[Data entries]
-*-

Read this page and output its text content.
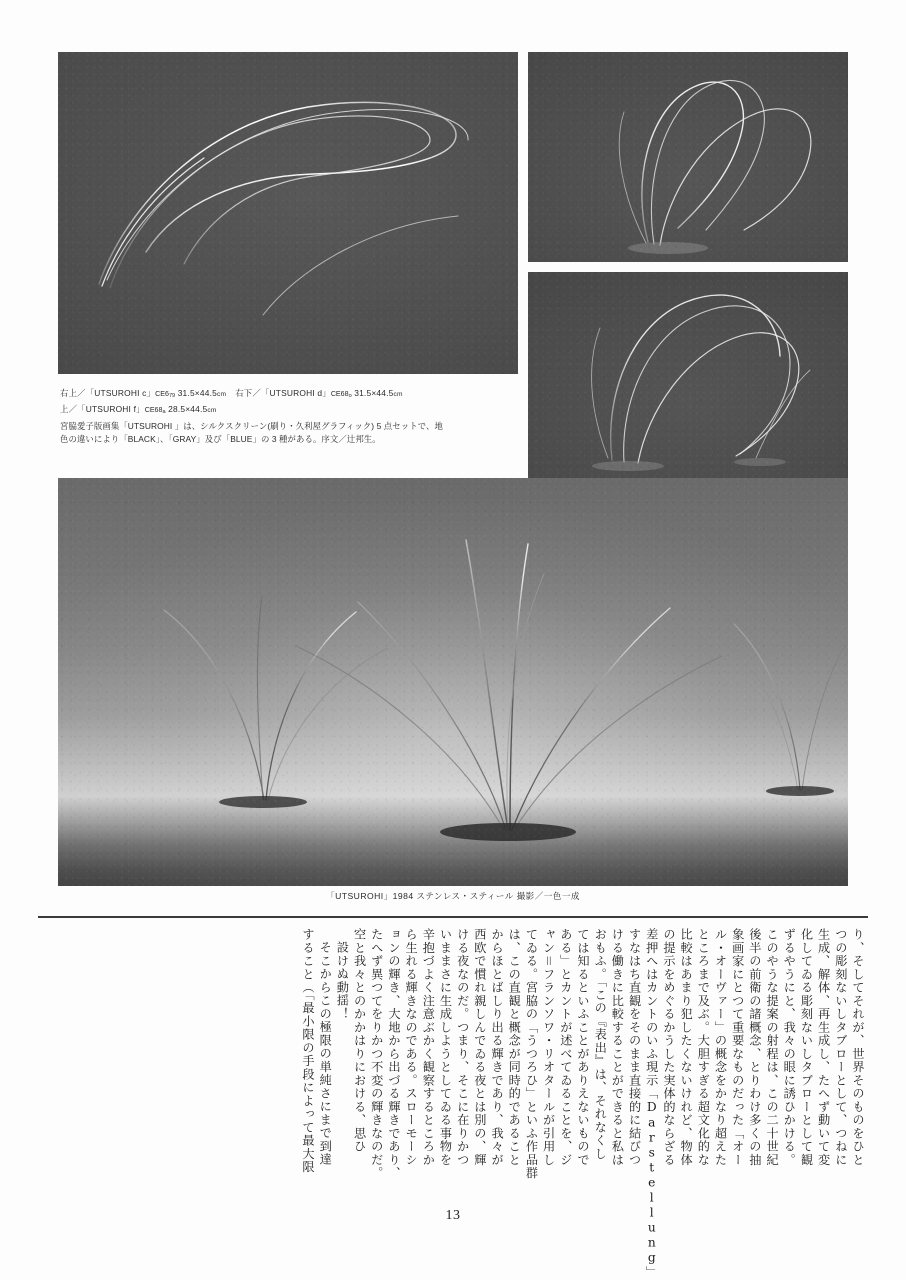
右上／「UTSUROHI c」CE679 31.5×44.5cm 右下／「UTSUROHI d」CE68o 31.5×44.5cm
上／「UTSUROHI f」CE68a 28.5×44.5cm
宮脇愛子版画集「UTSUROHI 」は、シルクスクリーン(刷り・久利屋グラフィック) 5 点セットで、地
色の違いにより「BLACK」、「GRAY」及び「BLUE」の 3 種がある。序文／辻邦生。
「UTSUROHI」1984 ステンレス・スティール 撮影／一色一成
り、そしてそれが、世界そのものをひと
つの彫刻ないしタブローとして、つねに
生成、解体、再生成し、たへず動いて変
化してゐる彫刻ないしタブローとして観
ずるやうにと、我々の眼に誘ひかける。
このやうな提案の射程は、この二十世紀
後半の前衛の諸概念、とりわけ多くの抽
象画家にとつて重要なものだった「オー
ル・オーヴァー」の概念をかなり超えた
ところまで及ぶ。大胆すぎる超文化的な
比較はあまり犯したくないけれど、物体
の提示をめぐるかうした実体的ならざる
差押へはカントのいふ現示「Darstellung」
すなはち直観をそのまま直接的に結びつ
ける働きに比較することができると私は
おもふ。「この『表出』は、それなくし
ては知るといふことがありえないもので
ある」とカントが述べてゐることを、ジ
ャン＝フランソワ・リオタールが引用し
てゐる。宮脇の「うつろひ」といふ作品群
は、この直観と概念が同時的であること
からほとばしり出る輝きであり、我々が
西欧で慣れ親しんでゐる夜とは別の、輝
ける夜なのだ。つまり、そこに在りかつ
いままさに生成しようとしてゐる事物を
辛抱づよく注意ぶかく観察するところか
ら生れる輝きなのである。スローモーシ
ョンの輝き、大地から出づる輝きであり、
たへず異つてをりかつ不変の輝きなのだ。
空と我々とのかかはりにおける、思ひ
設けぬ動揺！
そこからこの極限の単純さにまで到達
すること（「最小限の手段によって最大限
13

-*-

### GOAL:
Quote each line of the listing exactly, but leave the pictures out.

### SOLUTION TO THIS TASK:
Read this page and output its text content.
右上／「UTSUROHI c」CE679 31.5×44.5cm 右下／「UTSUROHI d」CE68o 31.5×44.5cm
上／「UTSUROHI f」CE68a 28.5×44.5cm
宮脇愛子版画集「UTSUROHI 」は、シルクスクリーン(刷り・久利屋グラフィック) 5 点セットで、地
色の違いにより「BLACK」、「GRAY」及び「BLUE」の 3 種がある。序文／辻邦生。
「UTSUROHI」1984 ステンレス・スティール 撮影／一色一成
り、そしてそれが、世界そのものをひと
つの彫刻ないしタブローとして、つねに
生成、解体、再生成し、たへず動いて変
化してゐる彫刻ないしタブローとして観
ずるやうにと、我々の眼に誘ひかける。
このやうな提案の射程は、この二十世紀
後半の前衛の諸概念、とりわけ多くの抽
象画家にとつて重要なものだった「オー
ル・オーヴァー」の概念をかなり超えた
ところまで及ぶ。大胆すぎる超文化的な
比較はあまり犯したくないけれど、物体
の提示をめぐるかうした実体的ならざる
差押へはカントのいふ現示「Darstellung」
すなはち直観をそのまま直接的に結びつ
ける働きに比較することができると私は
おもふ。「この『表出』は、それなくし
ては知るといふことがありえないもので
ある」とカントが述べてゐることを、ジ
ャン＝フランソワ・リオタールが引用し
てゐる。宮脇の「うつろひ」といふ作品群
は、この直観と概念が同時的であること
からほとばしり出る輝きであり、我々が
西欧で慣れ親しんでゐる夜とは別の、輝
ける夜なのだ。つまり、そこに在りかつ
いままさに生成しようとしてゐる事物を
辛抱づよく注意ぶかく観察するところか
ら生れる輝きなのである。スローモーシ
ョンの輝き、大地から出づる輝きであり、
たへず異つてをりかつ不変の輝きなのだ。
空と我々とのかかはりにおける、思ひ
設けぬ動揺！
そこからこの極限の単純さにまで到達
すること（「最小限の手段によって最大限
13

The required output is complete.